- _WRITTEN REQUEST_: Output only the span of lines that begins at the line containing "Convert this screenshot" and ends at the last line of the data, both included, exactly as they appear.
═══ GIVEN ENTRIES ═══
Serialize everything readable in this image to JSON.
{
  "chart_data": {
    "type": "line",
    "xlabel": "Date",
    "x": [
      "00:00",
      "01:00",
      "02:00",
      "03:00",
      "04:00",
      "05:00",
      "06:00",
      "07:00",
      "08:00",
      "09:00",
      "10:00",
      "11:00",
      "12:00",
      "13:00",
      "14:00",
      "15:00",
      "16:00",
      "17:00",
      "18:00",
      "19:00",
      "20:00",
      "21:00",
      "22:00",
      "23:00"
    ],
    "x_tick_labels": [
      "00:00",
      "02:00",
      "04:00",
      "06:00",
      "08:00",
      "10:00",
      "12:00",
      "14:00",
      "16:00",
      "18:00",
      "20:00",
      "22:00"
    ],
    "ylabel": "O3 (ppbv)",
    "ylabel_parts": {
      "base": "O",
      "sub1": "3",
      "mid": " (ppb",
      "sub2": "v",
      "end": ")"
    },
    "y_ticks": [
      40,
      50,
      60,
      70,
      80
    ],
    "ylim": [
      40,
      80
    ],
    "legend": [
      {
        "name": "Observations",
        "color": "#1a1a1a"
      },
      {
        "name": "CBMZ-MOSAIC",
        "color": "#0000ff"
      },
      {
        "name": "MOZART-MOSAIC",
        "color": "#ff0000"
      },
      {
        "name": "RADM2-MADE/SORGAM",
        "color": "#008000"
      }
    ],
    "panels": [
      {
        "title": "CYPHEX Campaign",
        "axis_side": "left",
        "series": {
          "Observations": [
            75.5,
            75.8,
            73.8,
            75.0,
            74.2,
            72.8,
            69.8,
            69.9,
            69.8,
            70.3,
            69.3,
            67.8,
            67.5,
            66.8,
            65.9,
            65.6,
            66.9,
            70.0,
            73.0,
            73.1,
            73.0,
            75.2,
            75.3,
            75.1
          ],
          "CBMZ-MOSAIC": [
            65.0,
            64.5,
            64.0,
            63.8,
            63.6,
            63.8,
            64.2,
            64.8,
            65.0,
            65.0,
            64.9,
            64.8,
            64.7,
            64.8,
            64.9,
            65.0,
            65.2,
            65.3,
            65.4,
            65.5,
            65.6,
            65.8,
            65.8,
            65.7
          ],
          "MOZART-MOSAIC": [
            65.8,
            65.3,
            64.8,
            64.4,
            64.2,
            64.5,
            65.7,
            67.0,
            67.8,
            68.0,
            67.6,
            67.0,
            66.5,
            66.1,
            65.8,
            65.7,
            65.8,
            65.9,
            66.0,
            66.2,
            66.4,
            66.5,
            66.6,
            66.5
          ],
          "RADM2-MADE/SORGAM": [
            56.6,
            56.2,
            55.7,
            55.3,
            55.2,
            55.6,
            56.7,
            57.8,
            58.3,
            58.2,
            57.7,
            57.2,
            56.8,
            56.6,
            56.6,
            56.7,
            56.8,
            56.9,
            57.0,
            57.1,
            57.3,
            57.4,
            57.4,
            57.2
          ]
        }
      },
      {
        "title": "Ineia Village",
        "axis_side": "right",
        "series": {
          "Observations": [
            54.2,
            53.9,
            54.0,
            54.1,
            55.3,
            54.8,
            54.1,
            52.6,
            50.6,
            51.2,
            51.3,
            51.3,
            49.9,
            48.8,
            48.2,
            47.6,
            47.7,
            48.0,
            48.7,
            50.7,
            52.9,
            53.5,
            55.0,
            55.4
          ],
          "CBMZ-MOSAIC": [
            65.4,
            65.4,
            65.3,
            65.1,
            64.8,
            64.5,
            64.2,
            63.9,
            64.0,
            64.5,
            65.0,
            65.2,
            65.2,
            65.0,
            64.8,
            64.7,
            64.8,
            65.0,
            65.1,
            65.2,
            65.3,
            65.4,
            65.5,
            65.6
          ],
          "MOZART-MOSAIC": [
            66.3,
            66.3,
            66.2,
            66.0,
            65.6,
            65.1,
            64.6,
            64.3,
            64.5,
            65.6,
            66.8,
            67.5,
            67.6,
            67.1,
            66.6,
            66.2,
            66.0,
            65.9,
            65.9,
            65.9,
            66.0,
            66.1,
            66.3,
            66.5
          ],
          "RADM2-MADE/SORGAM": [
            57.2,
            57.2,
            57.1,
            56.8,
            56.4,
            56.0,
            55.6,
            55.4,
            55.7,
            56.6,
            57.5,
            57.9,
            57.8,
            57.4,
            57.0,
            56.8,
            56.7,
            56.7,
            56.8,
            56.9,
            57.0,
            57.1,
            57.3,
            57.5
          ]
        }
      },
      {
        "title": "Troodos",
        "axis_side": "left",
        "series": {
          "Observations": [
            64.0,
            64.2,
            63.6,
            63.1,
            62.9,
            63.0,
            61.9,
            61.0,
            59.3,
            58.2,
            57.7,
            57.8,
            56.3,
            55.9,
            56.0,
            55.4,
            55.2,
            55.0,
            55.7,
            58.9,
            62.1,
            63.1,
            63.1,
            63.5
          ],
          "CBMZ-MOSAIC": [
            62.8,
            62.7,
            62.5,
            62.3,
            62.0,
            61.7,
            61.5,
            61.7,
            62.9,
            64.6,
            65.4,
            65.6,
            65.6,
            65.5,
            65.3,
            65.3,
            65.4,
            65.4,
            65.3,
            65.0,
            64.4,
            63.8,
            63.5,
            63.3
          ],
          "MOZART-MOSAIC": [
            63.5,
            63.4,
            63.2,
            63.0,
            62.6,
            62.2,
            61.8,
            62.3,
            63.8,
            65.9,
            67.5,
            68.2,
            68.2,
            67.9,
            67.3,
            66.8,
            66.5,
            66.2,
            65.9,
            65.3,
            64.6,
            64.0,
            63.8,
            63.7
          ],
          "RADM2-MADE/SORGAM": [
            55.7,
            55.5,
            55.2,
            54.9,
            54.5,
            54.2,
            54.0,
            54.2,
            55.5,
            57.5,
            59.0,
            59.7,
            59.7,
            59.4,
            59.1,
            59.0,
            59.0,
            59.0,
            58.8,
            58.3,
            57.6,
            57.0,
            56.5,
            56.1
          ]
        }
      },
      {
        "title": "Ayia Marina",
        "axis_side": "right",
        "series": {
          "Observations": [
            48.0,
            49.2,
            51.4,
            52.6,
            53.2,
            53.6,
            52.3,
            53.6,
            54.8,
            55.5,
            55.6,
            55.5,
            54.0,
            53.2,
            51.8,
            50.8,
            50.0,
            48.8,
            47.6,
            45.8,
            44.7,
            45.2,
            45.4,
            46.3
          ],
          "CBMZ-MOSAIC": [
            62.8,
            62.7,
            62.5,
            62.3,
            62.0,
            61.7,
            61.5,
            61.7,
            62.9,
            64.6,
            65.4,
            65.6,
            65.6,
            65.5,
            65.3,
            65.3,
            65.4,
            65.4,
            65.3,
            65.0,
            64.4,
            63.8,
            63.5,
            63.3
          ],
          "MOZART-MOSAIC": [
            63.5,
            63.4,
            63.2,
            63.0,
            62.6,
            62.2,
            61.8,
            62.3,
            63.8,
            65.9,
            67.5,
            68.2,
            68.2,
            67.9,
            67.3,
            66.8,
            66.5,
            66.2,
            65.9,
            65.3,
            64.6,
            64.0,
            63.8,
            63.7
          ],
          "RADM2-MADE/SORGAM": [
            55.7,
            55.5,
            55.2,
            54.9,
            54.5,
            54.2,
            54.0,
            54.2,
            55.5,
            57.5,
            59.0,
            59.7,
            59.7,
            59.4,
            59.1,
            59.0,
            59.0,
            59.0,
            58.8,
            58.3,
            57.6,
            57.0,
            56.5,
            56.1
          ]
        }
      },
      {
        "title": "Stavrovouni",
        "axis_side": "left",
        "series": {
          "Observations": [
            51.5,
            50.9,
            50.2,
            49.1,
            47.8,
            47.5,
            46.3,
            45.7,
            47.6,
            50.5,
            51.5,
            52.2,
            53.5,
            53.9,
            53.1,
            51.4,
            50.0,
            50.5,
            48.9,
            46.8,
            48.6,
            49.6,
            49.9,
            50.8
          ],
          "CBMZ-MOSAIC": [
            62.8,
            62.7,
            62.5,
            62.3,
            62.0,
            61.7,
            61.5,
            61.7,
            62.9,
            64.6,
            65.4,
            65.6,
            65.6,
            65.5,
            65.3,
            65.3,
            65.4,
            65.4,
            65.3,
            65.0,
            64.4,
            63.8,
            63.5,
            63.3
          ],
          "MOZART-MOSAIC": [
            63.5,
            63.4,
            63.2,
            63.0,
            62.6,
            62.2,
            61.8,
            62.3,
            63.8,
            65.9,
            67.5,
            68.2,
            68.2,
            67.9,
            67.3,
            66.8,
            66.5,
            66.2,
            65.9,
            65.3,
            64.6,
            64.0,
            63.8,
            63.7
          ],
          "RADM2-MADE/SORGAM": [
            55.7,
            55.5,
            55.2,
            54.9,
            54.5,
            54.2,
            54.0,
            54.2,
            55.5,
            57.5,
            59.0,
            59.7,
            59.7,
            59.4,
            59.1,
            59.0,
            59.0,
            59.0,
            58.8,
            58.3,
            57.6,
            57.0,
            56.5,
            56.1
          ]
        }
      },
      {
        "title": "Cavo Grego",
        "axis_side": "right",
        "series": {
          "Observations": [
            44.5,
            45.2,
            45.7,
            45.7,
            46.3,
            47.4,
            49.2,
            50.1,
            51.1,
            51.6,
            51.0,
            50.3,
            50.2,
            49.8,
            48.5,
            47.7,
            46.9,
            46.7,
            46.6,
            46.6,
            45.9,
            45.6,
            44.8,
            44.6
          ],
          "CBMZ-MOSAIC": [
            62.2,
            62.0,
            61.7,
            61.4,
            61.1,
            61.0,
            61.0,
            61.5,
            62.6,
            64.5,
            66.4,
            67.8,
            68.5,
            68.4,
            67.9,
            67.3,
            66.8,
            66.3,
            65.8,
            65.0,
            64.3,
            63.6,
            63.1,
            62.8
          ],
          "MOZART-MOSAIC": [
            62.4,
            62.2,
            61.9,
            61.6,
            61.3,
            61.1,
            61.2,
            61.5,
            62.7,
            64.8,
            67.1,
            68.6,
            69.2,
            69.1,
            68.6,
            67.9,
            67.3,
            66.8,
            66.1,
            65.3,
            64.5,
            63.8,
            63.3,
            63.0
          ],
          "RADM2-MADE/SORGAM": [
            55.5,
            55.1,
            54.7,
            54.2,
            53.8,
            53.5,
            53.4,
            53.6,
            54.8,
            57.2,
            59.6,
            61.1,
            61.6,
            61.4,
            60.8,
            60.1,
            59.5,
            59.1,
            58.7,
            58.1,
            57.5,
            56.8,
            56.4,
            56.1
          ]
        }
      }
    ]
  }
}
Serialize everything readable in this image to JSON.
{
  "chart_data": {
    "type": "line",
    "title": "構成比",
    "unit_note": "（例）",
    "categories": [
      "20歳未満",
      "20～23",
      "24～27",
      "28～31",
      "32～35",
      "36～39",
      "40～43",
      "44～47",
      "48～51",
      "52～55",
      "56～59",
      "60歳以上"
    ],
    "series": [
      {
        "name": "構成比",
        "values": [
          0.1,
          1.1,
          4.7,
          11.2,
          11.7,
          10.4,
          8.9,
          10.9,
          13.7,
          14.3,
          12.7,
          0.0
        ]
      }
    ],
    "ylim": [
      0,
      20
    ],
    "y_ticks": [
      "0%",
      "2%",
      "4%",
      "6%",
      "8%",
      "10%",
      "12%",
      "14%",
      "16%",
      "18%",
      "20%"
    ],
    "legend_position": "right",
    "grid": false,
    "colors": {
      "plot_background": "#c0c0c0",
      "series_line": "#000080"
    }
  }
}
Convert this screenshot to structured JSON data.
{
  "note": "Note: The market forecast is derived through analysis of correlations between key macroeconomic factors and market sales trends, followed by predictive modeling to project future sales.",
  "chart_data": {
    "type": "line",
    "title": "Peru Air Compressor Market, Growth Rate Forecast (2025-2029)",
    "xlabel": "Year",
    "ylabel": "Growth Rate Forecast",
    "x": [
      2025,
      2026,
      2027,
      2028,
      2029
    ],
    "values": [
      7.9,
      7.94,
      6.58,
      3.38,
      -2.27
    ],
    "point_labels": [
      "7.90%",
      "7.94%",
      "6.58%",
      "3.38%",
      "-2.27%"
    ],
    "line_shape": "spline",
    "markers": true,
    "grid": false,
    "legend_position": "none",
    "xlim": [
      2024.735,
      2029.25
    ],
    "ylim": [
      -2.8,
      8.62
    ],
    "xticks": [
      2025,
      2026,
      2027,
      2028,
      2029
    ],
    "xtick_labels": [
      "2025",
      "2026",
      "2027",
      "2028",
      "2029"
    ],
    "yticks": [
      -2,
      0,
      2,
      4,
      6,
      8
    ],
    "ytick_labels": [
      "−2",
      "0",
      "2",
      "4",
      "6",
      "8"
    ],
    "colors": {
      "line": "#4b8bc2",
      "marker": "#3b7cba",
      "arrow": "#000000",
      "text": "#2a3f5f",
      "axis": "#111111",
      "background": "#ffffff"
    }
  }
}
═══
- _SOLUTION TO THE EXERCISE_:
Convert this screenshot to structured JSON data.
{
  "note": "Note: The market forecast is derived through analysis of correlations between key macroeconomic factors and market sales trends, followed by predictive modeling to project future sales.",
  "chart_data": {
    "type": "line",
    "title": "Peru Air Compressor Market, Growth Rate Forecast (2025-2029)",
    "xlabel": "Year",
    "ylabel": "Growth Rate Forecast",
    "x": [
      2025,
      2026,
      2027,
      2028,
      2029
    ],
    "values": [
      7.9,
      7.94,
      6.58,
      3.38,
      -2.27
    ],
    "point_labels": [
      "7.90%",
      "7.94%",
      "6.58%",
      "3.38%",
      "-2.27%"
    ],
    "line_shape": "spline",
    "markers": true,
    "grid": false,
    "legend_position": "none",
    "xlim": [
      2024.735,
      2029.25
    ],
    "ylim": [
      -2.8,
      8.62
    ],
    "xticks": [
      2025,
      2026,
      2027,
      2028,
      2029
    ],
    "xtick_labels": [
      "2025",
      "2026",
      "2027",
      "2028",
      "2029"
    ],
    "yticks": [
      -2,
      0,
      2,
      4,
      6,
      8
    ],
    "ytick_labels": [
      "−2",
      "0",
      "2",
      "4",
      "6",
      "8"
    ],
    "colors": {
      "line": "#4b8bc2",
      "marker": "#3b7cba",
      "arrow": "#000000",
      "text": "#2a3f5f",
      "axis": "#111111",
      "background": "#ffffff"
    }
  }
}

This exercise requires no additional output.